» Problem
Find each line containing the string "JSON" and return it.

## Start

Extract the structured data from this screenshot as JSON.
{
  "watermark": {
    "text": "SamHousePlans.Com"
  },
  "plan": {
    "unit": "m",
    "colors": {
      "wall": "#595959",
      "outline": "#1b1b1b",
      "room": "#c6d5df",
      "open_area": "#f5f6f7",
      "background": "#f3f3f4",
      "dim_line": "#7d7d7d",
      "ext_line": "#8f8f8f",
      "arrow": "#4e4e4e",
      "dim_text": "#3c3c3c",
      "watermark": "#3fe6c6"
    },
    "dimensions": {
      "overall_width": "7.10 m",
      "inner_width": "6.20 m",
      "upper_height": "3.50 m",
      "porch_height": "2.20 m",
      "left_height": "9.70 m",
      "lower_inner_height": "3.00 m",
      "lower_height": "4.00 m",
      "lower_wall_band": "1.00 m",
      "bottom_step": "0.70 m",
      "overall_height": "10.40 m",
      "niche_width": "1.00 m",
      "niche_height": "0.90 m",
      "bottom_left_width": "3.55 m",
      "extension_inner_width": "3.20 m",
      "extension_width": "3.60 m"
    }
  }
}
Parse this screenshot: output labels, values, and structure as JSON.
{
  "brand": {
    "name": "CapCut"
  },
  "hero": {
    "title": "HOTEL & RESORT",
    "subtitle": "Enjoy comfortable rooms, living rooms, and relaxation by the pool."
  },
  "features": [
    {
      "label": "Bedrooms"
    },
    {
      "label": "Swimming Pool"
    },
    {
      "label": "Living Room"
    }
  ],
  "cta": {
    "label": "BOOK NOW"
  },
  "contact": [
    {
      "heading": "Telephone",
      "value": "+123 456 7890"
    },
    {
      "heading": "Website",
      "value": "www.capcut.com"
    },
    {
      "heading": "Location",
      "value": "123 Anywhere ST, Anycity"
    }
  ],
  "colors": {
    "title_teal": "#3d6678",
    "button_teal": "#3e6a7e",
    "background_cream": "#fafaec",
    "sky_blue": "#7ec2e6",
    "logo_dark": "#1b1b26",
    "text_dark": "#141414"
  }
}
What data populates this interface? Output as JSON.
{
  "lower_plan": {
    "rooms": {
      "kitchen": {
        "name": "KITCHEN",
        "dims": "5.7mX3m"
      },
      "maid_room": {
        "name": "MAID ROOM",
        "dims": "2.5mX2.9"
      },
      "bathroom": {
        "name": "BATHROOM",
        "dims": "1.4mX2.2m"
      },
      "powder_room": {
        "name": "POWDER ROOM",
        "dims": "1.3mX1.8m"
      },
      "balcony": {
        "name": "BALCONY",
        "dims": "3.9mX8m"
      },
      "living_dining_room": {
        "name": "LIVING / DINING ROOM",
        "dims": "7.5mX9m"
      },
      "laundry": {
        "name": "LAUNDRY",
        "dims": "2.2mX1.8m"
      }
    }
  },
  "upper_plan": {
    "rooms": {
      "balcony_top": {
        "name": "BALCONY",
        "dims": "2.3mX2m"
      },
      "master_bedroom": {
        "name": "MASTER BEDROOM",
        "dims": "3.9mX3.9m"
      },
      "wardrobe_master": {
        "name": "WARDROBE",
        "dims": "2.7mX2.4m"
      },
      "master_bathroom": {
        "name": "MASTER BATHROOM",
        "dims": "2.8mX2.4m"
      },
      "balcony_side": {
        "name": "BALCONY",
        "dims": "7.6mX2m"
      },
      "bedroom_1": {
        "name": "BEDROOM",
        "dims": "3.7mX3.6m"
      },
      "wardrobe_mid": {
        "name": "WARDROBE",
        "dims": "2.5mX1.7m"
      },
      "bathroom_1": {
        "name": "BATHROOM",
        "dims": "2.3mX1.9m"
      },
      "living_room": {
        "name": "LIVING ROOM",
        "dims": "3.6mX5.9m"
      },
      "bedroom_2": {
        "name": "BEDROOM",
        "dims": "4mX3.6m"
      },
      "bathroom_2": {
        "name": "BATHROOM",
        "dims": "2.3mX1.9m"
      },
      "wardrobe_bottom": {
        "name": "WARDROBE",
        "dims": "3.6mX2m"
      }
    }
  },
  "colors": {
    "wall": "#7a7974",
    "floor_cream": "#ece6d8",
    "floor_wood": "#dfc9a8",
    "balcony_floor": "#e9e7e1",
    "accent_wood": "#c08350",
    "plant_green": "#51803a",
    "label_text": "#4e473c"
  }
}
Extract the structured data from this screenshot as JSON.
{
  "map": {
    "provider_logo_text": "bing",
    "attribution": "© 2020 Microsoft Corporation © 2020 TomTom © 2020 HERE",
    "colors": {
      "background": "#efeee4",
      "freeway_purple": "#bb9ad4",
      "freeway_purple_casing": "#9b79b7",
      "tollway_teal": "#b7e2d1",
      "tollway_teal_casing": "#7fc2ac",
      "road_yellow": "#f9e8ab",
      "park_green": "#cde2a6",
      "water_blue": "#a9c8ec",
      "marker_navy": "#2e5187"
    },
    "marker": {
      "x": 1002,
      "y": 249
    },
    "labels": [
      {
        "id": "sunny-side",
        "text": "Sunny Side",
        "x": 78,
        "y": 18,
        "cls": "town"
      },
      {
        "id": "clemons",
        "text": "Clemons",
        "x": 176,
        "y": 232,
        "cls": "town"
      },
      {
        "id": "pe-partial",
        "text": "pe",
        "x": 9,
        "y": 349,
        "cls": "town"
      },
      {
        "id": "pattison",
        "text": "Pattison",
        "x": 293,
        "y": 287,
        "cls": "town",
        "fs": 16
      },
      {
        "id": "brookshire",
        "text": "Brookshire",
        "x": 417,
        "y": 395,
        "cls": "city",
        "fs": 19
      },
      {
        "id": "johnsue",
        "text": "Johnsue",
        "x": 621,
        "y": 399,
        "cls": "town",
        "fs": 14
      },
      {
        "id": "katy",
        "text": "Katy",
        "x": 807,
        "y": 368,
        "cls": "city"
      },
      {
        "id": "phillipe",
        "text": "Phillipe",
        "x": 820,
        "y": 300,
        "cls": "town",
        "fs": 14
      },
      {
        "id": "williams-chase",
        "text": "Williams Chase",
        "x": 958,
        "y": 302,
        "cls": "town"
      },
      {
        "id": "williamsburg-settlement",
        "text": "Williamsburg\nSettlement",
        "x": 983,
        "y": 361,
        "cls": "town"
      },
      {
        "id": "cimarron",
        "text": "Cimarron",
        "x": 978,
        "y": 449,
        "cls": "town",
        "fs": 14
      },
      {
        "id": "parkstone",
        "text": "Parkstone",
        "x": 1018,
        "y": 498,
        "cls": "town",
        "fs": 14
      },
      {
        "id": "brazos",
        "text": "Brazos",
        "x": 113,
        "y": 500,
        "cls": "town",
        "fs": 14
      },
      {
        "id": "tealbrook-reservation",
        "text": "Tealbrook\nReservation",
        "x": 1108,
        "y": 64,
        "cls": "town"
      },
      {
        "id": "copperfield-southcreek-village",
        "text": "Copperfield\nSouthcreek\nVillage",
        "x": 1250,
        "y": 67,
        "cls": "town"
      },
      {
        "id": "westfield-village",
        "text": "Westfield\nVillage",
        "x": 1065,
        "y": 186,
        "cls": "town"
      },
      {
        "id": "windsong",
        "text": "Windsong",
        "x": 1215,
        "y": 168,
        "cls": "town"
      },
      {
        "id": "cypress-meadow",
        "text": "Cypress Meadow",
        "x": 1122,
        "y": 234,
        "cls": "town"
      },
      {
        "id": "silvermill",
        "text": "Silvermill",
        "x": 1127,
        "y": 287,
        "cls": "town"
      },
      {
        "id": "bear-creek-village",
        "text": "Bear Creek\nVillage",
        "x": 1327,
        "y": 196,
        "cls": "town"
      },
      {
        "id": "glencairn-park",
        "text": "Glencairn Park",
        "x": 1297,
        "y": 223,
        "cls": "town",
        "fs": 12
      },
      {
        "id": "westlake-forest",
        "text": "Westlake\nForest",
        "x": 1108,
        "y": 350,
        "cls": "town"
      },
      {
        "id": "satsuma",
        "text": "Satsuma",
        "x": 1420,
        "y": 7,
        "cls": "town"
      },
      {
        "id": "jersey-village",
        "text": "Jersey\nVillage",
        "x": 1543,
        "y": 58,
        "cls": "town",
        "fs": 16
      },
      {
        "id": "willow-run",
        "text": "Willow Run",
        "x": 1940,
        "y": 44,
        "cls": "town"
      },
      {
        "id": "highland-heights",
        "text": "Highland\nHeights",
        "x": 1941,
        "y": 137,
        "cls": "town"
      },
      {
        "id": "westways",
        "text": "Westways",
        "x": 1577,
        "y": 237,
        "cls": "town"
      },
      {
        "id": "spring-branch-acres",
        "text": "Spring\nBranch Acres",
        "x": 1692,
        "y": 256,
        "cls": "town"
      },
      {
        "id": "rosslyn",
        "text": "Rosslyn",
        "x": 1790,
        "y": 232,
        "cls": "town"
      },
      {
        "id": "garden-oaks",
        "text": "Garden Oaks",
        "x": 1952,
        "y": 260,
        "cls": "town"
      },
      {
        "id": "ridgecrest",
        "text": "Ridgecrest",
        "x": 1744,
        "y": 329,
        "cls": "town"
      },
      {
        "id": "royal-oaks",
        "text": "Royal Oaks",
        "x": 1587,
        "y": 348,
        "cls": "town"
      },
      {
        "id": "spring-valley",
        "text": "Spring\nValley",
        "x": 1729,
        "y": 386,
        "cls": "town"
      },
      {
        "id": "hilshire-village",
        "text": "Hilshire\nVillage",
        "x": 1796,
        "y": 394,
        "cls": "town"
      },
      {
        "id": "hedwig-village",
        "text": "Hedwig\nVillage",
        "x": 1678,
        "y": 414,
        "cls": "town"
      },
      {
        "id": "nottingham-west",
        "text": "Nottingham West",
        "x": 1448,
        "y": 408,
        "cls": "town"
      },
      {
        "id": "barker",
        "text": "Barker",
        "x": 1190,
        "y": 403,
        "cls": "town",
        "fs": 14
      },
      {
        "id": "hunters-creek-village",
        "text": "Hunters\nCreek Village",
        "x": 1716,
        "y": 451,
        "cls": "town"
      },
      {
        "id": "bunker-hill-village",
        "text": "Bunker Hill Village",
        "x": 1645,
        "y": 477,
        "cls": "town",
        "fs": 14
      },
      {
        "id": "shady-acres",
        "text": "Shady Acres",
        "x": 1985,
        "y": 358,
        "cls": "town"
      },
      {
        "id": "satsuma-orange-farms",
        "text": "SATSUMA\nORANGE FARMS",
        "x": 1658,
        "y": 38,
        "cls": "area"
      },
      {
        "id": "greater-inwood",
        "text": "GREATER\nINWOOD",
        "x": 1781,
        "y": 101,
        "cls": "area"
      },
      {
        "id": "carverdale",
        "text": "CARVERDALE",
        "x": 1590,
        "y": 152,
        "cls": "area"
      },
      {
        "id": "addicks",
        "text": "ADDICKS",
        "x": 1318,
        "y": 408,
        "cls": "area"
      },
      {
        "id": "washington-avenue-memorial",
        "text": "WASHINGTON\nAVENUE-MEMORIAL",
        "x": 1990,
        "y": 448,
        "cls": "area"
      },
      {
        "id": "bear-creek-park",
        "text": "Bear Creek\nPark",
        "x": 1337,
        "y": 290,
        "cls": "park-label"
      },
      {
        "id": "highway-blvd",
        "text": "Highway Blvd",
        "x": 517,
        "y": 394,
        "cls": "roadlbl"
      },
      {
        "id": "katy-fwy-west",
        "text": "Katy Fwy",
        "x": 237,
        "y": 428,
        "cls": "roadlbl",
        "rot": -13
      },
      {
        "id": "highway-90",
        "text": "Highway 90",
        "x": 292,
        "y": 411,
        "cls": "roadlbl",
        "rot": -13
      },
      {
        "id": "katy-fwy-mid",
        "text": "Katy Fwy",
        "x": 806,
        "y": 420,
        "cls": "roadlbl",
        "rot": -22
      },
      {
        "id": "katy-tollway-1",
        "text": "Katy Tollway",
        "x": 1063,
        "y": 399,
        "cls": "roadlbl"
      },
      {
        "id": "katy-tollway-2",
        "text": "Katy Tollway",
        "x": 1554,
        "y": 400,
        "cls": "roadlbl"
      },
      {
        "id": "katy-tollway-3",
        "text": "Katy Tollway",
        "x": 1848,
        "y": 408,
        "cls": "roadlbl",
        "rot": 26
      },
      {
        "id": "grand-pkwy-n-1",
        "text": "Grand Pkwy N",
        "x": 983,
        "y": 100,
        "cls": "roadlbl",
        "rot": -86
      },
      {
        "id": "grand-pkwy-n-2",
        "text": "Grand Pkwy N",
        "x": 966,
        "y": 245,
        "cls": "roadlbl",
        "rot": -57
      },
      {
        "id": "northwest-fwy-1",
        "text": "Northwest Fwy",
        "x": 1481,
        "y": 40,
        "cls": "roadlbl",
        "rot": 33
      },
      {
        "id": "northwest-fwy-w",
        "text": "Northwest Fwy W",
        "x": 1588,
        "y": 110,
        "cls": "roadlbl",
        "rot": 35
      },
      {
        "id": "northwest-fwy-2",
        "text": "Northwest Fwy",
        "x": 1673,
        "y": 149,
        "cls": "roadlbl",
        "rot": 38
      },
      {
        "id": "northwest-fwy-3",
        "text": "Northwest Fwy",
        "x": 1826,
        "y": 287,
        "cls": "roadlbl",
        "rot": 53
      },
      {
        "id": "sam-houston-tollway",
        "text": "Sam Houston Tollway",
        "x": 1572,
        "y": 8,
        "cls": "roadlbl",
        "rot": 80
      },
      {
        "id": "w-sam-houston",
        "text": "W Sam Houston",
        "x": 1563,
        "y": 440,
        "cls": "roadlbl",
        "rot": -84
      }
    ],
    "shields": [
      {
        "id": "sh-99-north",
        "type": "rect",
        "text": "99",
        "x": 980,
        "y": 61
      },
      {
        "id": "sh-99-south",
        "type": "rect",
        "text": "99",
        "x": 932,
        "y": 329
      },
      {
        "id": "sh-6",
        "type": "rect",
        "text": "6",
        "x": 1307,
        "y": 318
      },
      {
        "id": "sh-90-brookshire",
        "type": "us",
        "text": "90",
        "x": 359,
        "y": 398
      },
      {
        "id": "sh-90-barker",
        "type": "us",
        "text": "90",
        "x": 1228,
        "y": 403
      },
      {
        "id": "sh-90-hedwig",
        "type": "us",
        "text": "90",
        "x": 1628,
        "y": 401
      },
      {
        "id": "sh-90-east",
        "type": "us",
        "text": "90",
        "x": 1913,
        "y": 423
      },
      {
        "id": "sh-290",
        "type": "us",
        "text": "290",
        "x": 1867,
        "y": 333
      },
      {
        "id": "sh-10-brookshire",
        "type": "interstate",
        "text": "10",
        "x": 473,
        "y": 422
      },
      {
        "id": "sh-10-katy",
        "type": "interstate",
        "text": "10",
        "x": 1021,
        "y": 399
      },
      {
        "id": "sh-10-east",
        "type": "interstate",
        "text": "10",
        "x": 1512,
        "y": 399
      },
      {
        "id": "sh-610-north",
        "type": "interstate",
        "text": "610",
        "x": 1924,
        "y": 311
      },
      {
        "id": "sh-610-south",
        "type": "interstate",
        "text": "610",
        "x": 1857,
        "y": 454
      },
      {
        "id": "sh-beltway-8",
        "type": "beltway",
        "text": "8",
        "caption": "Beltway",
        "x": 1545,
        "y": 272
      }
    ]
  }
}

## End

» Answer to the problem
Extract the structured data from this screenshot as JSON.
Parse this screenshot: output labels, values, and structure as JSON.
What data populates this interface? Output as JSON.
Extract the structured data from this screenshot as JSON.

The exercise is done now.